The request |
Gather every line that includes the word "dermatitis", please.

Provided material |

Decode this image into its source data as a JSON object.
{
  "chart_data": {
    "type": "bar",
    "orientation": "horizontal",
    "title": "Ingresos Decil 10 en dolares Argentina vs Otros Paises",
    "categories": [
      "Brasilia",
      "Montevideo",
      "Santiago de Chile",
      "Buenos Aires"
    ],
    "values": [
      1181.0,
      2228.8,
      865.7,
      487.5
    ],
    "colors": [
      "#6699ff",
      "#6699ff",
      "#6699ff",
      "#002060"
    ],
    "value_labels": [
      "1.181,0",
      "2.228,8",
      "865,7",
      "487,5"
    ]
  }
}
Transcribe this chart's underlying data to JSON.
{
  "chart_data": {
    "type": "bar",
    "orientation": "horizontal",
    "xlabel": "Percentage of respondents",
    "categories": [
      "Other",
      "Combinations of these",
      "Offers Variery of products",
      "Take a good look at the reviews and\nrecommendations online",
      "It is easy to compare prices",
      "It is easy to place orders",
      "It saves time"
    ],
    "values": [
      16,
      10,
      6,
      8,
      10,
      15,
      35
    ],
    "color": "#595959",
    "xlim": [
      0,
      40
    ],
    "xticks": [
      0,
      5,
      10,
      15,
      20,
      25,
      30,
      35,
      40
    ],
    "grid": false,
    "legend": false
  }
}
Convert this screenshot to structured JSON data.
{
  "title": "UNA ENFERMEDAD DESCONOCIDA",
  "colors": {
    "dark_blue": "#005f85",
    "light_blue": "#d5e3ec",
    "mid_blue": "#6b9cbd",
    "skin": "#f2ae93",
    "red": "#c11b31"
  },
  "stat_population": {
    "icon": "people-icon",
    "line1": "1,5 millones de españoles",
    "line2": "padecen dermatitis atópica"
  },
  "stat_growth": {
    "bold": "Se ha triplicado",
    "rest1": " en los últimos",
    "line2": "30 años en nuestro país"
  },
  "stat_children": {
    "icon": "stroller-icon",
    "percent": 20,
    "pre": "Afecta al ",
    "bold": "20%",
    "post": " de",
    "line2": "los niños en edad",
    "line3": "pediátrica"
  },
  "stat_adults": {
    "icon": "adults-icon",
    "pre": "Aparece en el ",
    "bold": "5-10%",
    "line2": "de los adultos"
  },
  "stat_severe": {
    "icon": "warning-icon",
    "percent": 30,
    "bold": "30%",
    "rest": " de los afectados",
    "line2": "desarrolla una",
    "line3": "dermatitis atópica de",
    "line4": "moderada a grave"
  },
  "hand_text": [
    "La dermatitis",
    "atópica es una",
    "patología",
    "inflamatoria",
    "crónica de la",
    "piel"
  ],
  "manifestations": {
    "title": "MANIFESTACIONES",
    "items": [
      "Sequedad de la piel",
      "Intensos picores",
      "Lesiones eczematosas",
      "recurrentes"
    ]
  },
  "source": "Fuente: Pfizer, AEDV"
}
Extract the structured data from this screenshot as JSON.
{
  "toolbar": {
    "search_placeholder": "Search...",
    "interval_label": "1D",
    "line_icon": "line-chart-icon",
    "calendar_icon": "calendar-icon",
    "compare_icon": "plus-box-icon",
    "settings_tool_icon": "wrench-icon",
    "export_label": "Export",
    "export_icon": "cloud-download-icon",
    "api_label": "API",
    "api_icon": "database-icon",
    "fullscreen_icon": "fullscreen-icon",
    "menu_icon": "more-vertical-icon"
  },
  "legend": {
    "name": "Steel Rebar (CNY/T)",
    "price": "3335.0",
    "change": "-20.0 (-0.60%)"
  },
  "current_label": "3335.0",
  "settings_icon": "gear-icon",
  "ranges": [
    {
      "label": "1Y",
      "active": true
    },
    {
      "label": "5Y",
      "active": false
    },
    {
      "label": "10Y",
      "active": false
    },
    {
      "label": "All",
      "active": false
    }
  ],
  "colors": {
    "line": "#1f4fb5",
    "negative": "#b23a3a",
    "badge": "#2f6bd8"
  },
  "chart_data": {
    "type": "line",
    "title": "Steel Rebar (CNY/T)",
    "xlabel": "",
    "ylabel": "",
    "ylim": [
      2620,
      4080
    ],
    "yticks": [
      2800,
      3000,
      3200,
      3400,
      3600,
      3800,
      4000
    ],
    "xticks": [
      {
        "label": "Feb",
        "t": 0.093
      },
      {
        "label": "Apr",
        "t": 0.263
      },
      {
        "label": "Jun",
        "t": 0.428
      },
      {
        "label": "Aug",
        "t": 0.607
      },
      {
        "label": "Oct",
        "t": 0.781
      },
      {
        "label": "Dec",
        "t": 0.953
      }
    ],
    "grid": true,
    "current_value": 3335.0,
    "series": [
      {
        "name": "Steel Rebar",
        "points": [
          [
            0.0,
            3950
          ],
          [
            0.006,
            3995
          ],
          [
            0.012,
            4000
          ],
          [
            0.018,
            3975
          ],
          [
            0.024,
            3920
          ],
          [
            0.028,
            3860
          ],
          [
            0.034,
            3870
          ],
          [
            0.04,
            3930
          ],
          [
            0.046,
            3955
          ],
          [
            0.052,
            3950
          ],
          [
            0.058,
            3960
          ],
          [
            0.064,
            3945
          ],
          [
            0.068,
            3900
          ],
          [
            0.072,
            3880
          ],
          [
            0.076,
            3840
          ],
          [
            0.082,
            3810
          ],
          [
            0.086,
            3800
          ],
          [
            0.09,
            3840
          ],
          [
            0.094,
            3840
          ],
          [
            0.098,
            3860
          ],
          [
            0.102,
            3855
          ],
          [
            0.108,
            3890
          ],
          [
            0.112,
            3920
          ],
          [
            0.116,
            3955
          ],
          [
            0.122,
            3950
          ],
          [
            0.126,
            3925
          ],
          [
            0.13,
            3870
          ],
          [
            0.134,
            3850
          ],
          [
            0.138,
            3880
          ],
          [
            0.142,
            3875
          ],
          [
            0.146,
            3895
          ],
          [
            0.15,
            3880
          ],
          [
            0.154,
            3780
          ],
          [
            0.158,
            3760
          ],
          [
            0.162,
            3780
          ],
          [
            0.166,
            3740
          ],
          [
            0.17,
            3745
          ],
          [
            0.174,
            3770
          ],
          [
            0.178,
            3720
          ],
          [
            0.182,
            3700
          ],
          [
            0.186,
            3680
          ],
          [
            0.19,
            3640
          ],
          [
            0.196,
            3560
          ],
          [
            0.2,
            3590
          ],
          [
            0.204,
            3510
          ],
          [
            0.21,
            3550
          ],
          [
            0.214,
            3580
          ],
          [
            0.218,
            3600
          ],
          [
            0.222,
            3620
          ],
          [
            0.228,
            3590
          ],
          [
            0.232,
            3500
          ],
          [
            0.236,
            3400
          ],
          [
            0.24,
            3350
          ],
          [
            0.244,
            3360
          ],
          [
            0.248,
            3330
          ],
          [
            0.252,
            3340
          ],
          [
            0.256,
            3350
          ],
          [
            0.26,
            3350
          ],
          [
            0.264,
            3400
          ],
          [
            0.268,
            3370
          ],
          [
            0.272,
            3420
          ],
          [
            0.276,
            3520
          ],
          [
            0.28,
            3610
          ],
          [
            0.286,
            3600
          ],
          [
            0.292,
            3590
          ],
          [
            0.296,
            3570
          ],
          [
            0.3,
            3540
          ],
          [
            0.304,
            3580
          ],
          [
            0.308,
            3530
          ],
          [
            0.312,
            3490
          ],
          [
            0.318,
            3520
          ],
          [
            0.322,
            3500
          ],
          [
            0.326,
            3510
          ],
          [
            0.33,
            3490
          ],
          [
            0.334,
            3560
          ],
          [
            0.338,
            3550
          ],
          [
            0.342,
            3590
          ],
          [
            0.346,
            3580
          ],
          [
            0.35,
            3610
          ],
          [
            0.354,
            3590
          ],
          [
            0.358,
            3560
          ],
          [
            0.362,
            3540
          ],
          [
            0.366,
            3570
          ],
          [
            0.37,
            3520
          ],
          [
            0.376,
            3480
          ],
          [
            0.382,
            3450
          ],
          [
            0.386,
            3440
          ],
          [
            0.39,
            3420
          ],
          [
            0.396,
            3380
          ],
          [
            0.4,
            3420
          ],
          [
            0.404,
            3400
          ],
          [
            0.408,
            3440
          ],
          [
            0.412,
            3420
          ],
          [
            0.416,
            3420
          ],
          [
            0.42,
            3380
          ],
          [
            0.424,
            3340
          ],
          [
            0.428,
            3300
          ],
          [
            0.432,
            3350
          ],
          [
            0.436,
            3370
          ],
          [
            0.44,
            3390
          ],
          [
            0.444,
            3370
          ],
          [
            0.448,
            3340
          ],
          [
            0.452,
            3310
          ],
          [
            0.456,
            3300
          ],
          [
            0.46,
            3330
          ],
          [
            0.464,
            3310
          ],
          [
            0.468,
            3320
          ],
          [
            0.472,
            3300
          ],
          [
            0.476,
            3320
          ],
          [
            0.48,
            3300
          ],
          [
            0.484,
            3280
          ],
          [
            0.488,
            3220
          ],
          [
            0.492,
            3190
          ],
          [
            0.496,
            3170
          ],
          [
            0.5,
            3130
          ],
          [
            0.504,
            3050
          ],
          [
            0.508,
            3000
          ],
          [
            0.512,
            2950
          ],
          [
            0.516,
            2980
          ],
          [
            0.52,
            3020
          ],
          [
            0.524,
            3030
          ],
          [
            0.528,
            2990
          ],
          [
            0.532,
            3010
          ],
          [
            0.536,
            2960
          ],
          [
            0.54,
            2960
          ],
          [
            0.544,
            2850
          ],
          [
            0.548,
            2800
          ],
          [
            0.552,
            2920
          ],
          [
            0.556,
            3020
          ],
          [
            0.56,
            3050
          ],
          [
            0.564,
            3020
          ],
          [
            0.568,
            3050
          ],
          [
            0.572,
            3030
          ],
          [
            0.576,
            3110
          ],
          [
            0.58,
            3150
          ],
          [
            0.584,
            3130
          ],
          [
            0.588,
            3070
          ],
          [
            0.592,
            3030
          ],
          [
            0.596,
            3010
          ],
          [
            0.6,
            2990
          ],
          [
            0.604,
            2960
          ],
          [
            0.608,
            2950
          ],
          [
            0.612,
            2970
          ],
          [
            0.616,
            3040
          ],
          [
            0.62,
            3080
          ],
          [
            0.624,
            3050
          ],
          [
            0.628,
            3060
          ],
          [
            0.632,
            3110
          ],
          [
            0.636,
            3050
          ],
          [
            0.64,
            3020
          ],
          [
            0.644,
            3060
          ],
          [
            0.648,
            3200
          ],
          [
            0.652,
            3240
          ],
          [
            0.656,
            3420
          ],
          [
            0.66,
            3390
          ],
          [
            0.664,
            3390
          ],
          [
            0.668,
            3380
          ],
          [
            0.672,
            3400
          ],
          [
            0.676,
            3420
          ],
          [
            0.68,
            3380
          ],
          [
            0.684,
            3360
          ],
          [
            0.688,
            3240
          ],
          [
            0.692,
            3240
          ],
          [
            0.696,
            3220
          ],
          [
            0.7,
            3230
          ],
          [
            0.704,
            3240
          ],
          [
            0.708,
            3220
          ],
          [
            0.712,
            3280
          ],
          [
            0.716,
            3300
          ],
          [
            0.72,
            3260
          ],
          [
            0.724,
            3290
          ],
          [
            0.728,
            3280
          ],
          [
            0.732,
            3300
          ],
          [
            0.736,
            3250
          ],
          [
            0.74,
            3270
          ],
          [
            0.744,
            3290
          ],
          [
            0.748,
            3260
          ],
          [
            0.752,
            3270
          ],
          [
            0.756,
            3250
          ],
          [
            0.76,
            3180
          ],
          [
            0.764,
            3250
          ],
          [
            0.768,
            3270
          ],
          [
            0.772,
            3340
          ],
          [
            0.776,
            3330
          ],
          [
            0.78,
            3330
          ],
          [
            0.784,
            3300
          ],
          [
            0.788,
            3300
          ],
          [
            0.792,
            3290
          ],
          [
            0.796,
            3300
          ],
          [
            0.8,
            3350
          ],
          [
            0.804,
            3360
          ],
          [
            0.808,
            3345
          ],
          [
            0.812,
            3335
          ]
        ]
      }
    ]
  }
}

In response |
    "line2": "padecen dermatitis atópica"
    "line3": "dermatitis atópica de",
    "La dermatitis",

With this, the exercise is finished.